Exercise prompt - Exclude the pictures, then copy all remaining records exactly.

Entries supplied -
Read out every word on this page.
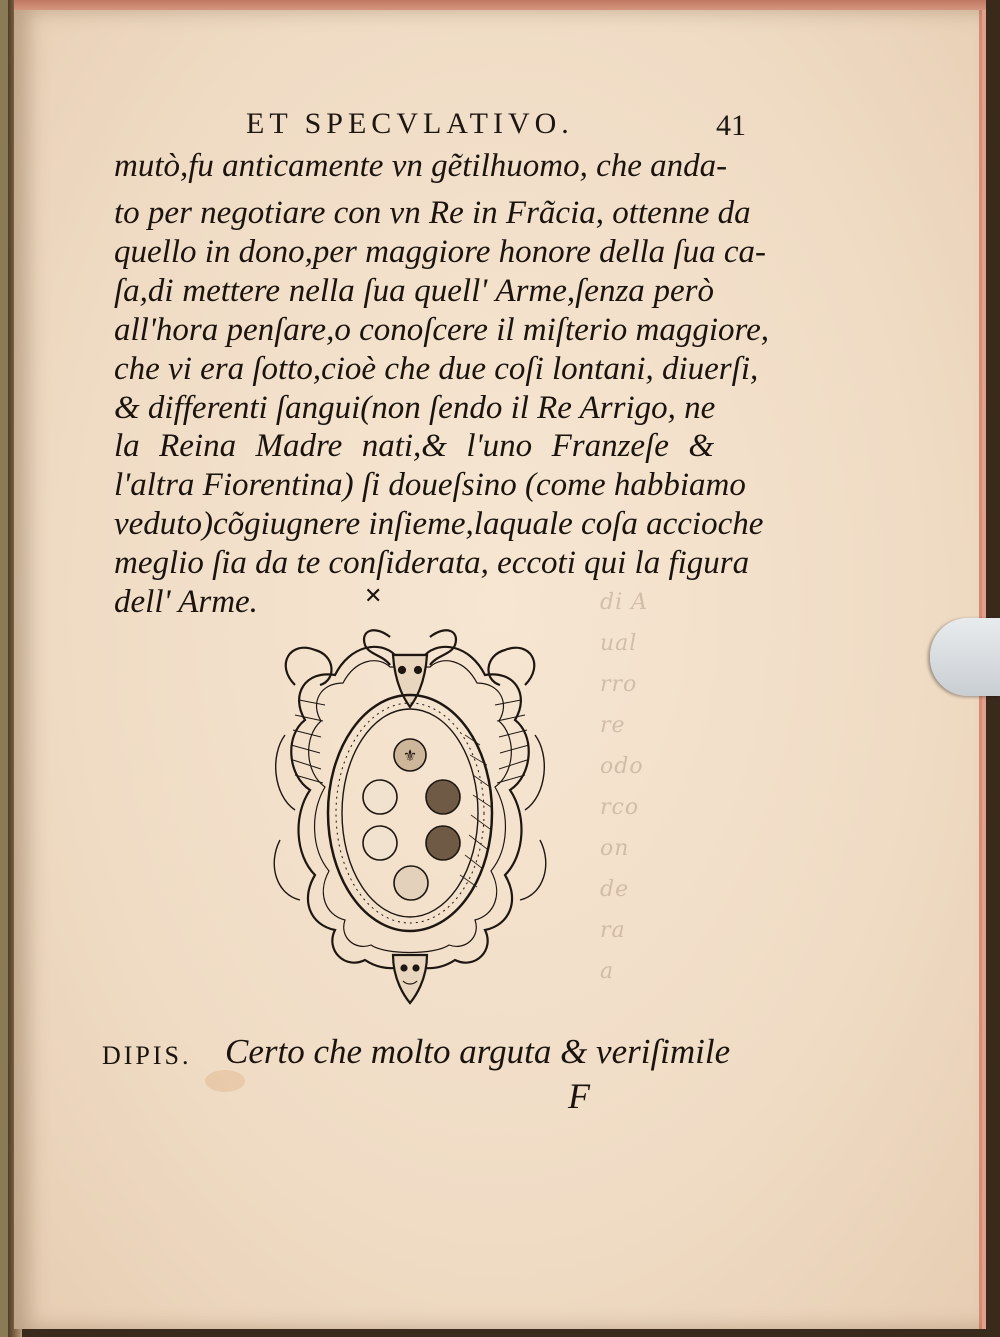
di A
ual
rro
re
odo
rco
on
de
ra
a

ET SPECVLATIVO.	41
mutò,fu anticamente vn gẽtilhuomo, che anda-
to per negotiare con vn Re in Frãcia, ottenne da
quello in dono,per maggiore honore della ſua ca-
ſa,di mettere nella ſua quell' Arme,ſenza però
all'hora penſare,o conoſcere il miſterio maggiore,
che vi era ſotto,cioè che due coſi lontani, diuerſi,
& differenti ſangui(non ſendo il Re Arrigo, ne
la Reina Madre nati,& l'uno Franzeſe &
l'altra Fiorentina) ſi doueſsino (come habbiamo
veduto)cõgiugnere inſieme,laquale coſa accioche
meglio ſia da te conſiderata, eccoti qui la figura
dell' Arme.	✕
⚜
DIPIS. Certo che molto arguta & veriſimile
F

Task answer -
Read out every word on this page.
di A
ual
rro
re
odo
rco
on
de
ra
a

ET SPECVLATIVO.	41
mutò,fu anticamente vn gẽtilhuomo, che anda-
to per negotiare con vn Re in Frãcia, ottenne da
quello in dono,per maggiore honore della ſua ca-
ſa,di mettere nella ſua quell' Arme,ſenza però
all'hora penſare,o conoſcere il miſterio maggiore,
che vi era ſotto,cioè che due coſi lontani, diuerſi,
& differenti ſangui(non ſendo il Re Arrigo, ne
la Reina Madre nati,& l'uno Franzeſe &
l'altra Fiorentina) ſi doueſsino (come habbiamo
veduto)cõgiugnere inſieme,laquale coſa accioche
meglio ſia da te conſiderata, eccoti qui la figura
dell' Arme.	✕
⚜
DIPIS. Certo che molto arguta & veriſimile
F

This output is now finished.